[Start of Material provided]

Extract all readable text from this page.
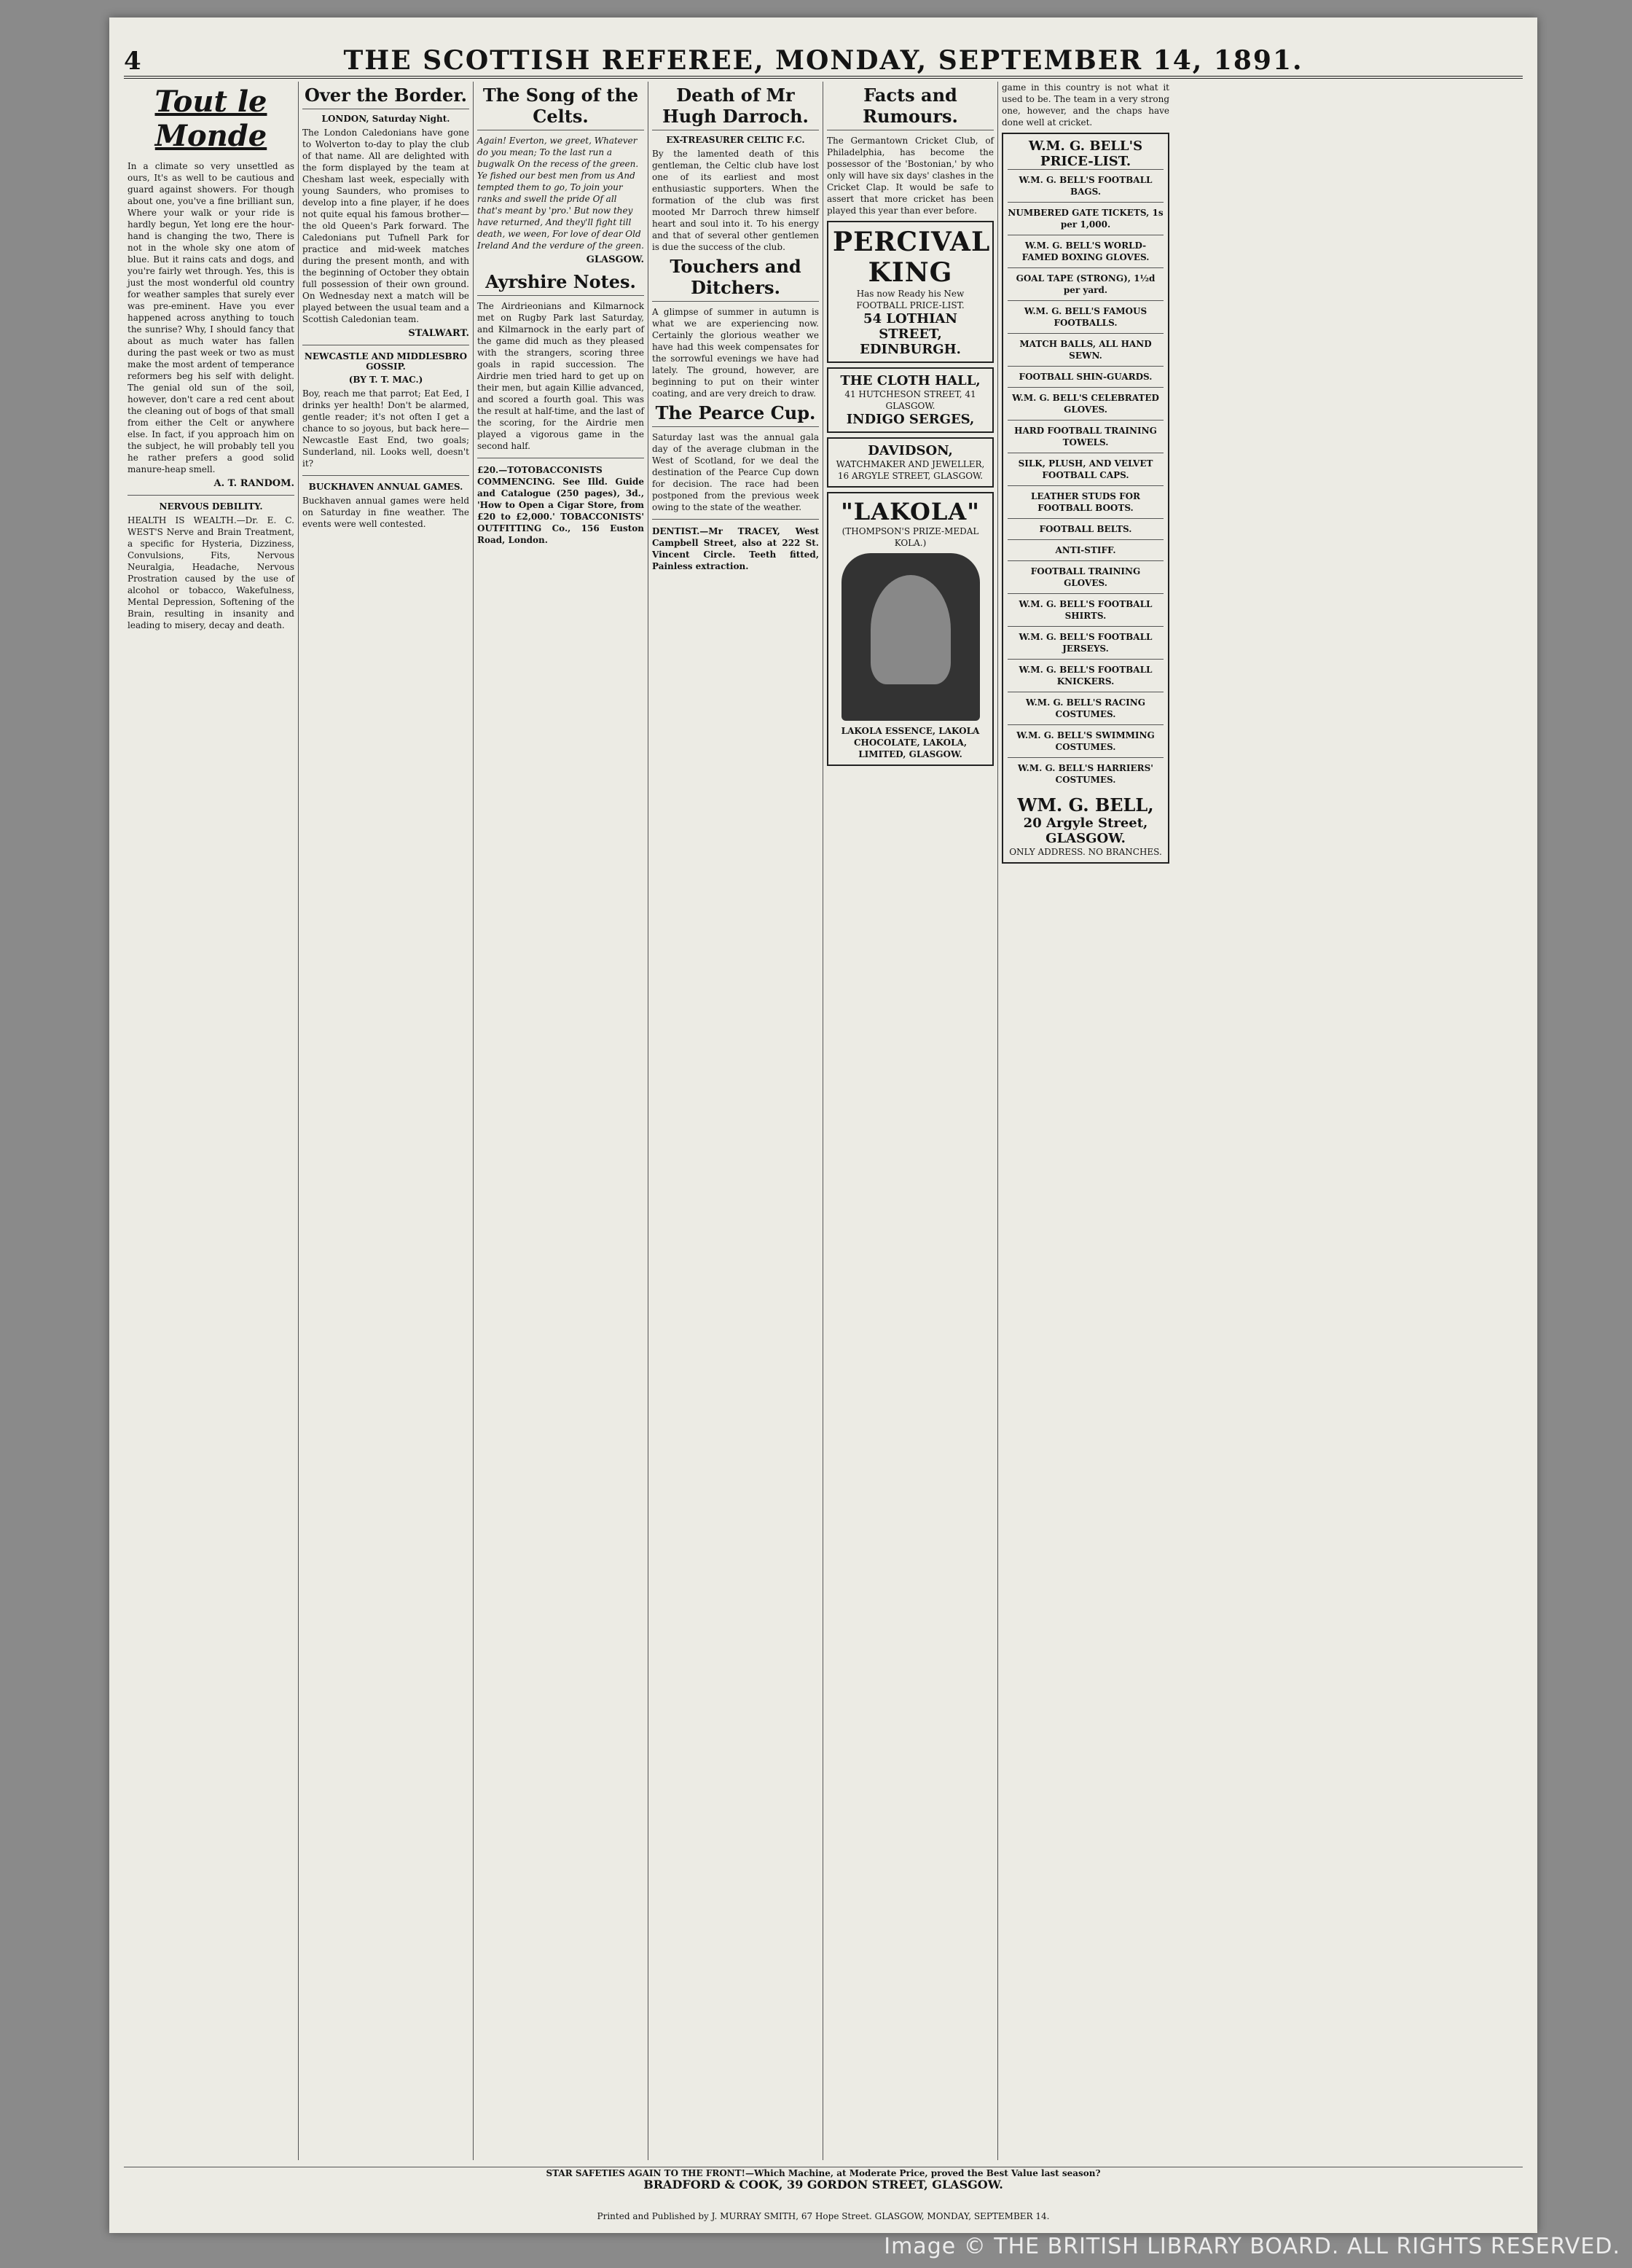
4	THE SCOTTISH REFEREE, MONDAY, SEPTEMBER 14, 1891.
Tout le Monde
In a climate so very unsettled as ours, It's as well to be cautious and guard against showers. For though about one, you've a fine brilliant sun, Where your walk or your ride is hardly begun, Yet long ere the hour-hand is changing the two, There is not in the whole sky one atom of blue. But it rains cats and dogs, and you're fairly wet through. Yes, this is just the most wonderful old country for weather samples that surely ever was pre-eminent. Have you ever happened across anything to touch the sunrise? Why, I should fancy that about as much water has fallen during the past week or two as must make the most ardent of temperance reformers beg his self with delight. The genial old sun of the soil, however, don't care a red cent about the cleaning out of bogs of that small from either the Celt or anywhere else. In fact, if you approach him on the subject, he will probably tell you he rather prefers a good solid manure-heap smell.
A. T. RANDOM.
NERVOUS DEBILITY.
HEALTH IS WEALTH.—Dr. E. C. WEST'S Nerve and Brain Treatment, a specific for Hysteria, Dizziness, Convulsions, Fits, Nervous Neuralgia, Headache, Nervous Prostration caused by the use of alcohol or tobacco, Wakefulness, Mental Depression, Softening of the Brain, resulting in insanity and leading to misery, decay and death.
Over the Border.
LONDON, Saturday Night.
The London Caledonians have gone to Wolverton to-day to play the club of that name. All are delighted with the form displayed by the team at Chesham last week, especially with young Saunders, who promises to develop into a fine player, if he does not quite equal his famous brother—the old Queen's Park forward. The Caledonians put Tufnell Park for practice and mid-week matches during the present month, and with the beginning of October they obtain full possession of their own ground. On Wednesday next a match will be played between the usual team and a Scottish Caledonian team.
STALWART.
NEWCASTLE AND MIDDLESBRO GOSSIP.
(BY T. T. MAC.)
Boy, reach me that parrot; Eat Eed, I drinks yer health! Don't be alarmed, gentle reader; it's not often I get a chance to so joyous, but back here—Newcastle East End, two goals; Sunderland, nil. Looks well, doesn't it?
BUCKHAVEN ANNUAL GAMES.
Buckhaven annual games were held on Saturday in fine weather. The events were well contested.
The Song of the Celts.
Again! Everton, we greet, Whatever do you mean; To the last run a bugwalk On the recess of the green. Ye fished our best men from us And tempted them to go, To join your ranks and swell the pride Of all that's meant by 'pro.' But now they have returned, And they'll fight till death, we ween, For love of dear Old Ireland And the verdure of the green.
GLASGOW.
Ayrshire Notes.
The Airdrieonians and Kilmarnock met on Rugby Park last Saturday, and Kilmarnock in the early part of the game did much as they pleased with the strangers, scoring three goals in rapid succession. The Airdrie men tried hard to get up on their men, but again Killie advanced, and scored a fourth goal. This was the result at half-time, and the last of the scoring, for the Airdrie men played a vigorous game in the second half.
£20.—TOTOBACCONISTS COMMENCING. See Illd. Guide and Catalogue (250 pages), 3d., 'How to Open a Cigar Store, from £20 to £2,000.' TOBACCONISTS' OUTFITTING Co., 156 Euston Road, London.
Death of Mr Hugh Darroch.
EX-TREASURER CELTIC F.C.
By the lamented death of this gentleman, the Celtic club have lost one of its earliest and most enthusiastic supporters. When the formation of the club was first mooted Mr Darroch threw himself heart and soul into it. To his energy and that of several other gentlemen is due the success of the club.
Touchers and Ditchers.
A glimpse of summer in autumn is what we are experiencing now. Certainly the glorious weather we have had this week compensates for the sorrowful evenings we have had lately. The ground, however, are beginning to put on their winter coating, and are very dreich to draw.
The Pearce Cup.
Saturday last was the annual gala day of the average clubman in the West of Scotland, for we deal the destination of the Pearce Cup down for decision. The race had been postponed from the previous week owing to the state of the weather.
DENTIST.—Mr TRACEY, West Campbell Street, also at 222 St. Vincent Circle. Teeth fitted, Painless extraction.
Facts and Rumours.
The Germantown Cricket Club, of Philadelphia, has become the possessor of the 'Bostonian,' by who only will have six days' clashes in the Cricket Clap. It would be safe to assert that more cricket has been played this year than ever before.
PERCIVAL KING
Has now Ready his New FOOTBALL PRICE-LIST.
54 LOTHIAN STREET, EDINBURGH.
THE CLOTH HALL,
41 HUTCHESON STREET, 41 GLASGOW.
INDIGO SERGES,
DAVIDSON,
WATCHMAKER AND JEWELLER, 16 ARGYLE STREET, GLASGOW.
"LAKOLA"
(THOMPSON'S PRIZE-MEDAL KOLA.)
LAKOLA ESSENCE, LAKOLA CHOCOLATE, LAKOLA, LIMITED, GLASGOW.
game in this country is not what it used to be. The team in a very strong one, however, and the chaps have done well at cricket.
W.M. G. BELL'S PRICE-LIST.
W.M. G. BELL'S FOOTBALL BAGS.
NUMBERED GATE TICKETS, 1s per 1,000.
W.M. G. BELL'S WORLD-FAMED BOXING GLOVES.
GOAL TAPE (STRONG), 1½d per yard.
W.M. G. BELL'S FAMOUS FOOTBALLS.
MATCH BALLS, ALL HAND SEWN.
FOOTBALL SHIN-GUARDS.
W.M. G. BELL'S CELEBRATED GLOVES.
HARD FOOTBALL TRAINING TOWELS.
SILK, PLUSH, AND VELVET FOOTBALL CAPS.
LEATHER STUDS FOR FOOTBALL BOOTS.
FOOTBALL BELTS.
ANTI-STIFF.
FOOTBALL TRAINING GLOVES.
W.M. G. BELL'S FOOTBALL SHIRTS.
W.M. G. BELL'S FOOTBALL JERSEYS.
W.M. G. BELL'S FOOTBALL KNICKERS.
W.M. G. BELL'S RACING COSTUMES.
W.M. G. BELL'S SWIMMING COSTUMES.
W.M. G. BELL'S HARRIERS' COSTUMES.
WM. G. BELL,
20 Argyle Street, GLASGOW.
ONLY ADDRESS. NO BRANCHES.
STAR SAFETIES AGAIN TO THE FRONT!—Which Machine, at Moderate Price, proved the Best Value last season?
BRADFORD & COOK, 39 GORDON STREET, GLASGOW.
Printed and Published by J. MURRAY SMITH, 67 Hope Street. GLASGOW, MONDAY, SEPTEMBER 14.
Image © THE BRITISH LIBRARY BOARD. ALL RIGHTS RESERVED.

[End of Material provided]

• Required task
The material above holds pictures; copy everything else in it exactly.

• Answer to the problem
Extract all readable text from this page.
4	THE SCOTTISH REFEREE, MONDAY, SEPTEMBER 14, 1891.
Tout le Monde
In a climate so very unsettled as ours, It's as well to be cautious and guard against showers. For though about one, you've a fine brilliant sun, Where your walk or your ride is hardly begun, Yet long ere the hour-hand is changing the two, There is not in the whole sky one atom of blue. But it rains cats and dogs, and you're fairly wet through. Yes, this is just the most wonderful old country for weather samples that surely ever was pre-eminent. Have you ever happened across anything to touch the sunrise? Why, I should fancy that about as much water has fallen during the past week or two as must make the most ardent of temperance reformers beg his self with delight. The genial old sun of the soil, however, don't care a red cent about the cleaning out of bogs of that small from either the Celt or anywhere else. In fact, if you approach him on the subject, he will probably tell you he rather prefers a good solid manure-heap smell.
A. T. RANDOM.
NERVOUS DEBILITY.
HEALTH IS WEALTH.—Dr. E. C. WEST'S Nerve and Brain Treatment, a specific for Hysteria, Dizziness, Convulsions, Fits, Nervous Neuralgia, Headache, Nervous Prostration caused by the use of alcohol or tobacco, Wakefulness, Mental Depression, Softening of the Brain, resulting in insanity and leading to misery, decay and death.
Over the Border.
LONDON, Saturday Night.
The London Caledonians have gone to Wolverton to-day to play the club of that name. All are delighted with the form displayed by the team at Chesham last week, especially with young Saunders, who promises to develop into a fine player, if he does not quite equal his famous brother—the old Queen's Park forward. The Caledonians put Tufnell Park for practice and mid-week matches during the present month, and with the beginning of October they obtain full possession of their own ground. On Wednesday next a match will be played between the usual team and a Scottish Caledonian team.
STALWART.
NEWCASTLE AND MIDDLESBRO GOSSIP.
(BY T. T. MAC.)
Boy, reach me that parrot; Eat Eed, I drinks yer health! Don't be alarmed, gentle reader; it's not often I get a chance to so joyous, but back here—Newcastle East End, two goals; Sunderland, nil. Looks well, doesn't it?
BUCKHAVEN ANNUAL GAMES.
Buckhaven annual games were held on Saturday in fine weather. The events were well contested.
The Song of the Celts.
Again! Everton, we greet, Whatever do you mean; To the last run a bugwalk On the recess of the green. Ye fished our best men from us And tempted them to go, To join your ranks and swell the pride Of all that's meant by 'pro.' But now they have returned, And they'll fight till death, we ween, For love of dear Old Ireland And the verdure of the green.
GLASGOW.
Ayrshire Notes.
The Airdrieonians and Kilmarnock met on Rugby Park last Saturday, and Kilmarnock in the early part of the game did much as they pleased with the strangers, scoring three goals in rapid succession. The Airdrie men tried hard to get up on their men, but again Killie advanced, and scored a fourth goal. This was the result at half-time, and the last of the scoring, for the Airdrie men played a vigorous game in the second half.
£20.—TOTOBACCONISTS COMMENCING. See Illd. Guide and Catalogue (250 pages), 3d., 'How to Open a Cigar Store, from £20 to £2,000.' TOBACCONISTS' OUTFITTING Co., 156 Euston Road, London.
Death of Mr Hugh Darroch.
EX-TREASURER CELTIC F.C.
By the lamented death of this gentleman, the Celtic club have lost one of its earliest and most enthusiastic supporters. When the formation of the club was first mooted Mr Darroch threw himself heart and soul into it. To his energy and that of several other gentlemen is due the success of the club.
Touchers and Ditchers.
A glimpse of summer in autumn is what we are experiencing now. Certainly the glorious weather we have had this week compensates for the sorrowful evenings we have had lately. The ground, however, are beginning to put on their winter coating, and are very dreich to draw.
The Pearce Cup.
Saturday last was the annual gala day of the average clubman in the West of Scotland, for we deal the destination of the Pearce Cup down for decision. The race had been postponed from the previous week owing to the state of the weather.
DENTIST.—Mr TRACEY, West Campbell Street, also at 222 St. Vincent Circle. Teeth fitted, Painless extraction.
Facts and Rumours.
The Germantown Cricket Club, of Philadelphia, has become the possessor of the 'Bostonian,' by who only will have six days' clashes in the Cricket Clap. It would be safe to assert that more cricket has been played this year than ever before.
PERCIVAL KING
Has now Ready his New FOOTBALL PRICE-LIST.
54 LOTHIAN STREET, EDINBURGH.
THE CLOTH HALL,
41 HUTCHESON STREET, 41 GLASGOW.
INDIGO SERGES,
DAVIDSON,
WATCHMAKER AND JEWELLER, 16 ARGYLE STREET, GLASGOW.
"LAKOLA"
(THOMPSON'S PRIZE-MEDAL KOLA.)
LAKOLA ESSENCE, LAKOLA CHOCOLATE, LAKOLA, LIMITED, GLASGOW.
game in this country is not what it used to be. The team in a very strong one, however, and the chaps have done well at cricket.
W.M. G. BELL'S PRICE-LIST.
W.M. G. BELL'S FOOTBALL BAGS.
NUMBERED GATE TICKETS, 1s per 1,000.
W.M. G. BELL'S WORLD-FAMED BOXING GLOVES.
GOAL TAPE (STRONG), 1½d per yard.
W.M. G. BELL'S FAMOUS FOOTBALLS.
MATCH BALLS, ALL HAND SEWN.
FOOTBALL SHIN-GUARDS.
W.M. G. BELL'S CELEBRATED GLOVES.
HARD FOOTBALL TRAINING TOWELS.
SILK, PLUSH, AND VELVET FOOTBALL CAPS.
LEATHER STUDS FOR FOOTBALL BOOTS.
FOOTBALL BELTS.
ANTI-STIFF.
FOOTBALL TRAINING GLOVES.
W.M. G. BELL'S FOOTBALL SHIRTS.
W.M. G. BELL'S FOOTBALL JERSEYS.
W.M. G. BELL'S FOOTBALL KNICKERS.
W.M. G. BELL'S RACING COSTUMES.
W.M. G. BELL'S SWIMMING COSTUMES.
W.M. G. BELL'S HARRIERS' COSTUMES.
WM. G. BELL,
20 Argyle Street, GLASGOW.
ONLY ADDRESS. NO BRANCHES.
STAR SAFETIES AGAIN TO THE FRONT!—Which Machine, at Moderate Price, proved the Best Value last season?
BRADFORD & COOK, 39 GORDON STREET, GLASGOW.
Printed and Published by J. MURRAY SMITH, 67 Hope Street. GLASGOW, MONDAY, SEPTEMBER 14.
Image © THE BRITISH LIBRARY BOARD. ALL RIGHTS RESERVED.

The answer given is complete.